* [The request]:
Your task is to extract every line from the material below exactly.

* [Material]:
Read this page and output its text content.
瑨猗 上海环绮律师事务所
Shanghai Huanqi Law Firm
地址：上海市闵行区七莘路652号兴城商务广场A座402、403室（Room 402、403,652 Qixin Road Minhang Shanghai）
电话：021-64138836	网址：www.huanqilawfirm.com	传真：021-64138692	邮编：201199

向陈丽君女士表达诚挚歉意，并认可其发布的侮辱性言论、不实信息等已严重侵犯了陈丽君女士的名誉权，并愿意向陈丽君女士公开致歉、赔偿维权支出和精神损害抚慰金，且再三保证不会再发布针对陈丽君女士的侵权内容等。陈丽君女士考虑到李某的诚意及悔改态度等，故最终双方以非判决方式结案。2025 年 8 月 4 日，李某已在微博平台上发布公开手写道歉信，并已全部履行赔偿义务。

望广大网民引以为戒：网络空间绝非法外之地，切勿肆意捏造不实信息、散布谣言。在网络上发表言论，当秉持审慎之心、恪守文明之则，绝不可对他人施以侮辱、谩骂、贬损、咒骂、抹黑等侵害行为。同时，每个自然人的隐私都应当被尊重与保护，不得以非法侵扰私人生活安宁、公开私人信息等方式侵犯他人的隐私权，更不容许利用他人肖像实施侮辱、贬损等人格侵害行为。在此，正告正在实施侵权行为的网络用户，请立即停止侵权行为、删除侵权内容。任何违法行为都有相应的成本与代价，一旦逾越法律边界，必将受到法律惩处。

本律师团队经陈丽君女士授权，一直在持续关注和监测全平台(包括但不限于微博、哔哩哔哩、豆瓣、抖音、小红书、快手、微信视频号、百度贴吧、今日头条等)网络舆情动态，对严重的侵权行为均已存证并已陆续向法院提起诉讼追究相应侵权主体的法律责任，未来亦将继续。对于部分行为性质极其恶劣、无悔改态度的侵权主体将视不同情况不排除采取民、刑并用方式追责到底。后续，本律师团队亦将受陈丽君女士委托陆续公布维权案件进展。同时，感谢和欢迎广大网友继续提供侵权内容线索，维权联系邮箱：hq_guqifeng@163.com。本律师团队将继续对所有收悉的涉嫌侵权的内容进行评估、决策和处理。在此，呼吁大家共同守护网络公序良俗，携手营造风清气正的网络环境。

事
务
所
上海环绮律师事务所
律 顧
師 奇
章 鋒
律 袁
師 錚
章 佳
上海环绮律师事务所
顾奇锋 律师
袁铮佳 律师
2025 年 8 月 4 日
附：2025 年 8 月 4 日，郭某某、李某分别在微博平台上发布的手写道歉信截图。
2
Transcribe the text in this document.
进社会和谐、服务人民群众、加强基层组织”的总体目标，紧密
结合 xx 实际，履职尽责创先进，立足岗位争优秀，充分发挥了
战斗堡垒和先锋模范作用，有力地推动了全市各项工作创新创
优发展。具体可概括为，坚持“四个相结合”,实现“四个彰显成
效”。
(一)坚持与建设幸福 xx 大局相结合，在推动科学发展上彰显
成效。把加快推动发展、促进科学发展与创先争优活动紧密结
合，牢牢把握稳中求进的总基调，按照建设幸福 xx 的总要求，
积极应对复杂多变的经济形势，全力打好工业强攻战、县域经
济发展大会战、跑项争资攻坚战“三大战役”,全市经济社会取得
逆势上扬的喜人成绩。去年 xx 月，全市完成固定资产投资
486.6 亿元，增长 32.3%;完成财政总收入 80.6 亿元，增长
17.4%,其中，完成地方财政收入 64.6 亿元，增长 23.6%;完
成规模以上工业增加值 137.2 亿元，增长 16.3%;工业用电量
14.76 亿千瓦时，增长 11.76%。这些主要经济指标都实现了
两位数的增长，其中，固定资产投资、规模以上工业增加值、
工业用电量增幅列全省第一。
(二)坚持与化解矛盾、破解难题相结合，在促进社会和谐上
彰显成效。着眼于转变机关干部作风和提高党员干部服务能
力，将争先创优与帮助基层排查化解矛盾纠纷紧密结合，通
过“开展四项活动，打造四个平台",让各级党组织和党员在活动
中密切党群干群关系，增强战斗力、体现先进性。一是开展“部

* [Expected output]:
Read this page and output its text content.
瑨猗 上海环绮律师事务所
Shanghai Huanqi Law Firm
地址：上海市闵行区七莘路652号兴城商务广场A座402、403室（Room 402、403,652 Qixin Road Minhang Shanghai）
电话：021-64138836	网址：www.huanqilawfirm.com	传真：021-64138692	邮编：201199

向陈丽君女士表达诚挚歉意，并认可其发布的侮辱性言论、不实信息等已严重侵犯了陈丽君女士的名誉权，并愿意向陈丽君女士公开致歉、赔偿维权支出和精神损害抚慰金，且再三保证不会再发布针对陈丽君女士的侵权内容等。陈丽君女士考虑到李某的诚意及悔改态度等，故最终双方以非判决方式结案。2025 年 8 月 4 日，李某已在微博平台上发布公开手写道歉信，并已全部履行赔偿义务。

望广大网民引以为戒：网络空间绝非法外之地，切勿肆意捏造不实信息、散布谣言。在网络上发表言论，当秉持审慎之心、恪守文明之则，绝不可对他人施以侮辱、谩骂、贬损、咒骂、抹黑等侵害行为。同时，每个自然人的隐私都应当被尊重与保护，不得以非法侵扰私人生活安宁、公开私人信息等方式侵犯他人的隐私权，更不容许利用他人肖像实施侮辱、贬损等人格侵害行为。在此，正告正在实施侵权行为的网络用户，请立即停止侵权行为、删除侵权内容。任何违法行为都有相应的成本与代价，一旦逾越法律边界，必将受到法律惩处。

本律师团队经陈丽君女士授权，一直在持续关注和监测全平台(包括但不限于微博、哔哩哔哩、豆瓣、抖音、小红书、快手、微信视频号、百度贴吧、今日头条等)网络舆情动态，对严重的侵权行为均已存证并已陆续向法院提起诉讼追究相应侵权主体的法律责任，未来亦将继续。对于部分行为性质极其恶劣、无悔改态度的侵权主体将视不同情况不排除采取民、刑并用方式追责到底。后续，本律师团队亦将受陈丽君女士委托陆续公布维权案件进展。同时，感谢和欢迎广大网友继续提供侵权内容线索，维权联系邮箱：hq_guqifeng@163.com。本律师团队将继续对所有收悉的涉嫌侵权的内容进行评估、决策和处理。在此，呼吁大家共同守护网络公序良俗，携手营造风清气正的网络环境。

事
务
所
上海环绮律师事务所
律 顧
師 奇
章 鋒
律 袁
師 錚
章 佳
上海环绮律师事务所
顾奇锋 律师
袁铮佳 律师
2025 年 8 月 4 日
附：2025 年 8 月 4 日，郭某某、李某分别在微博平台上发布的手写道歉信截图。
2
Transcribe the text in this document.
进社会和谐、服务人民群众、加强基层组织”的总体目标，紧密
结合 xx 实际，履职尽责创先进，立足岗位争优秀，充分发挥了
战斗堡垒和先锋模范作用，有力地推动了全市各项工作创新创
优发展。具体可概括为，坚持“四个相结合”,实现“四个彰显成
效”。
(一)坚持与建设幸福 xx 大局相结合，在推动科学发展上彰显
成效。把加快推动发展、促进科学发展与创先争优活动紧密结
合，牢牢把握稳中求进的总基调，按照建设幸福 xx 的总要求，
积极应对复杂多变的经济形势，全力打好工业强攻战、县域经
济发展大会战、跑项争资攻坚战“三大战役”,全市经济社会取得
逆势上扬的喜人成绩。去年 xx 月，全市完成固定资产投资
486.6 亿元，增长 32.3%;完成财政总收入 80.6 亿元，增长
17.4%,其中，完成地方财政收入 64.6 亿元，增长 23.6%;完
成规模以上工业增加值 137.2 亿元，增长 16.3%;工业用电量
14.76 亿千瓦时，增长 11.76%。这些主要经济指标都实现了
两位数的增长，其中，固定资产投资、规模以上工业增加值、
工业用电量增幅列全省第一。
(二)坚持与化解矛盾、破解难题相结合，在促进社会和谐上
彰显成效。着眼于转变机关干部作风和提高党员干部服务能
力，将争先创优与帮助基层排查化解矛盾纠纷紧密结合，通
过“开展四项活动，打造四个平台",让各级党组织和党员在活动
中密切党群干群关系，增强战斗力、体现先进性。一是开展“部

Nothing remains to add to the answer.